> [BRIEF]:
In the listing below, locate the lines bearing the word "JSON". Copy every one of them.

> [THE INPUT]:

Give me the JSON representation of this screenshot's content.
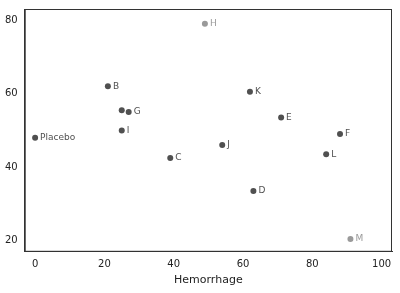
{
  "chart_data": {
    "type": "scatter",
    "x_label": "Hemorrhage",
    "x": [
      0,
      21,
      25,
      27,
      25,
      39,
      49,
      54,
      62,
      63,
      71,
      84,
      88,
      91
    ],
    "values": [
      48,
      62,
      55.5,
      55,
      50,
      42.5,
      79,
      46,
      60.5,
      33.5,
      53.5,
      43.5,
      49,
      20.5
    ],
    "point_labels": [
      "Placebo",
      "B",
      null,
      "G",
      "I",
      "C",
      "H",
      "J",
      "K",
      "D",
      "E",
      "L",
      "F",
      "M"
    ],
    "colors": [
      "#505050",
      "#505050",
      "#505050",
      "#505050",
      "#505050",
      "#505050",
      "#9a9a9a",
      "#505050",
      "#505050",
      "#505050",
      "#505050",
      "#505050",
      "#505050",
      "#9a9a9a"
    ],
    "marker": "circle",
    "xlim": [
      -3,
      103
    ],
    "xticks": [
      0,
      20,
      40,
      60,
      80,
      100
    ],
    "ylim": [
      17,
      83
    ],
    "yticks": [
      20,
      40,
      60,
      80
    ],
    "grid": false
  }
}
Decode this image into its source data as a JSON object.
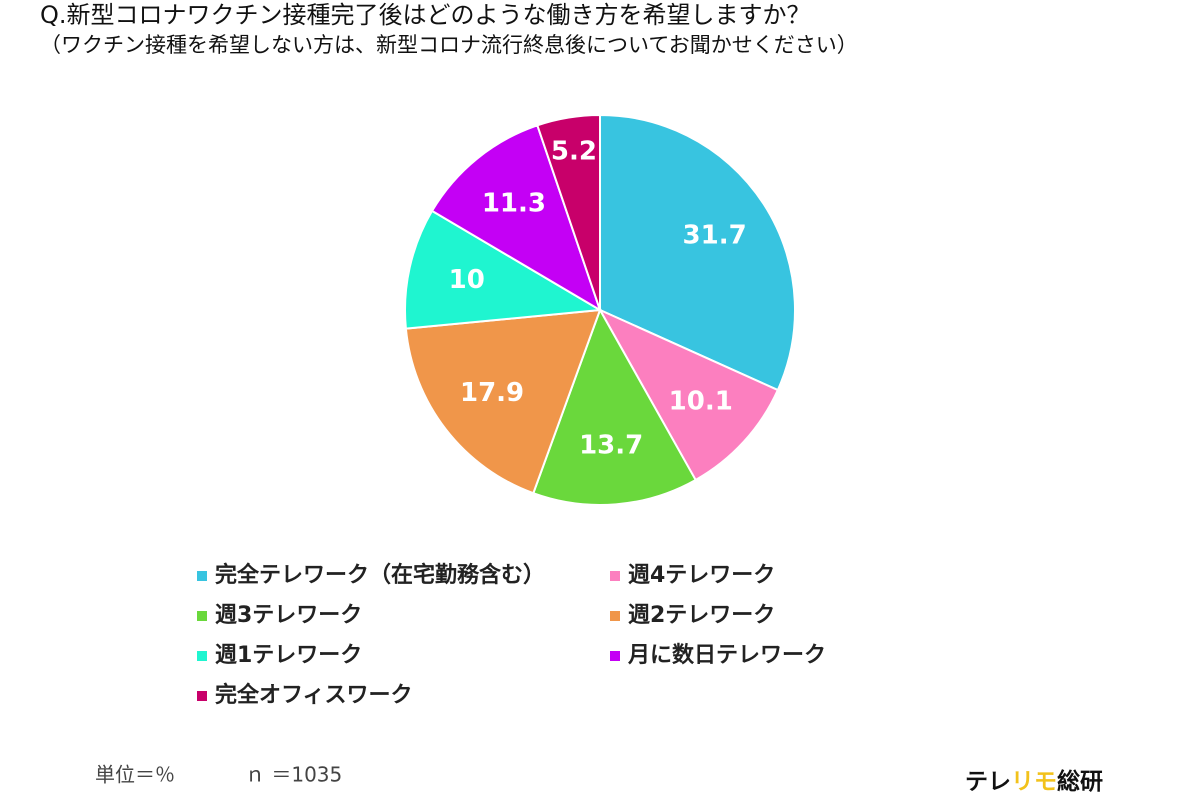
{
  "chart_data": {
    "type": "pie",
    "title": "Q.新型コロナワクチン接種完了後はどのような働き方を希望しますか？",
    "subtitle": "（ワクチン接種を希望しない方は、新型コロナ流行終息後についてお聞かせください）",
    "categories": [
      "完全テレワーク（在宅勤務含む）",
      "週4テレワーク",
      "週3テレワーク",
      "週2テレワーク",
      "週1テレワーク",
      "月に数日テレワーク",
      "完全オフィスワーク"
    ],
    "values": [
      31.7,
      10.1,
      13.7,
      17.9,
      10,
      11.3,
      5.2
    ],
    "colors": [
      "#38c4e0",
      "#fc7fbf",
      "#6ad83c",
      "#f0964a",
      "#1ff5d0",
      "#c400f5",
      "#c8006a"
    ],
    "legend": "bottom",
    "unit_note": "単位＝％",
    "n_note": "ｎ ＝1035",
    "logo": [
      "テレ",
      "リモ",
      "総研"
    ]
  }
}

> [REPLY TO THE EXERCISE]:
Give me the JSON representation of this screenshot's content.
Decode this image into its source data as a JSON object.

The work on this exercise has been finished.